Saved entries
--------------------------------

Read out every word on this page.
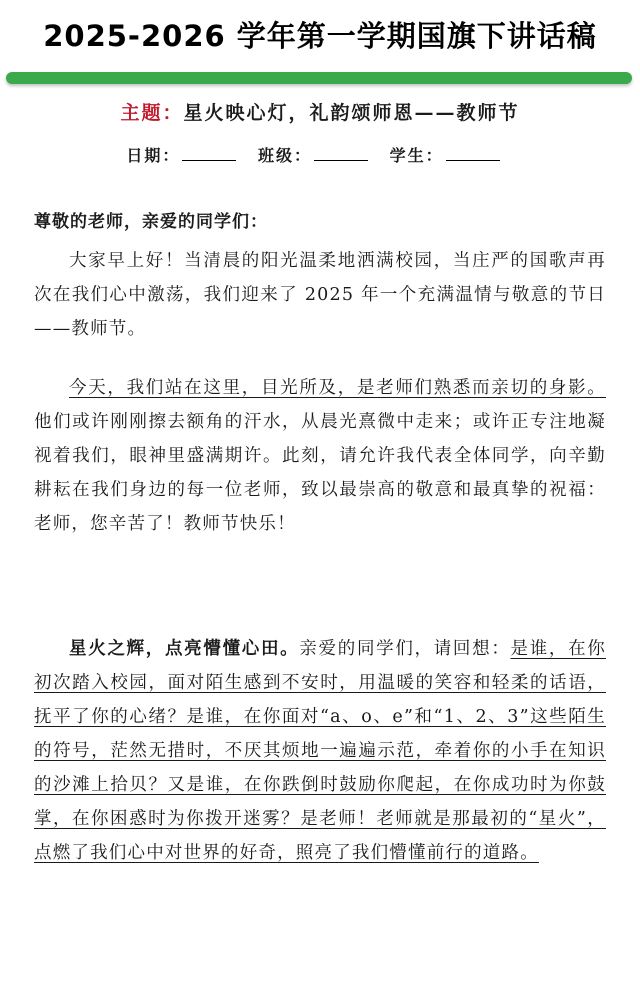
2025-2026 学年第一学期国旗下讲话稿
主题：星火映心灯，礼韵颂师恩——教师节
日期：	班级：	学生：
尊敬的老师，亲爱的同学们：

大家早上好！当清晨的阳光温柔地洒满校园，当庄严的国歌声再次在我们心中激荡，我们迎来了 2025 年一个充满温情与敬意的节日——教师节。

今天，我们站在这里，目光所及，是老师们熟悉而亲切的身影。他们或许刚刚擦去额角的汗水，从晨光熹微中走来；或许正专注地凝视着我们，眼神里盛满期许。此刻，请允许我代表全体同学，向辛勤耕耘在我们身边的每一位老师，致以最崇高的敬意和最真挚的祝福：老师，您辛苦了！教师节快乐！

星火之辉，点亮懵懂心田。亲爱的同学们，请回想：是谁，在你初次踏入校园，面对陌生感到不安时，用温暖的笑容和轻柔的话语，抚平了你的心绪？是谁，在你面对“a、o、e”和“1、2、3”这些陌生的符号，茫然无措时，不厌其烦地一遍遍示范，牵着你的小手在知识的沙滩上拾贝？又是谁，在你跌倒时鼓励你爬起，在你成功时为你鼓掌，在你困惑时为你拨开迷雾？是老师！老师就是那最初的“星火”，点燃了我们心中对世界的好奇，照亮了我们懵懂前行的道路。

--------------------------------

### [Stated problem]
Reproduce every record above exactly, but leave out the pictures.

### [Result]
Read out every word on this page.
2025-2026 学年第一学期国旗下讲话稿
主题：星火映心灯，礼韵颂师恩——教师节
日期：	班级：	学生：
尊敬的老师，亲爱的同学们：

大家早上好！当清晨的阳光温柔地洒满校园，当庄严的国歌声再次在我们心中激荡，我们迎来了 2025 年一个充满温情与敬意的节日——教师节。

今天，我们站在这里，目光所及，是老师们熟悉而亲切的身影。他们或许刚刚擦去额角的汗水，从晨光熹微中走来；或许正专注地凝视着我们，眼神里盛满期许。此刻，请允许我代表全体同学，向辛勤耕耘在我们身边的每一位老师，致以最崇高的敬意和最真挚的祝福：老师，您辛苦了！教师节快乐！

星火之辉，点亮懵懂心田。亲爱的同学们，请回想：是谁，在你初次踏入校园，面对陌生感到不安时，用温暖的笑容和轻柔的话语，抚平了你的心绪？是谁，在你面对“a、o、e”和“1、2、3”这些陌生的符号，茫然无措时，不厌其烦地一遍遍示范，牵着你的小手在知识的沙滩上拾贝？又是谁，在你跌倒时鼓励你爬起，在你成功时为你鼓掌，在你困惑时为你拨开迷雾？是老师！老师就是那最初的“星火”，点燃了我们心中对世界的好奇，照亮了我们懵懂前行的道路。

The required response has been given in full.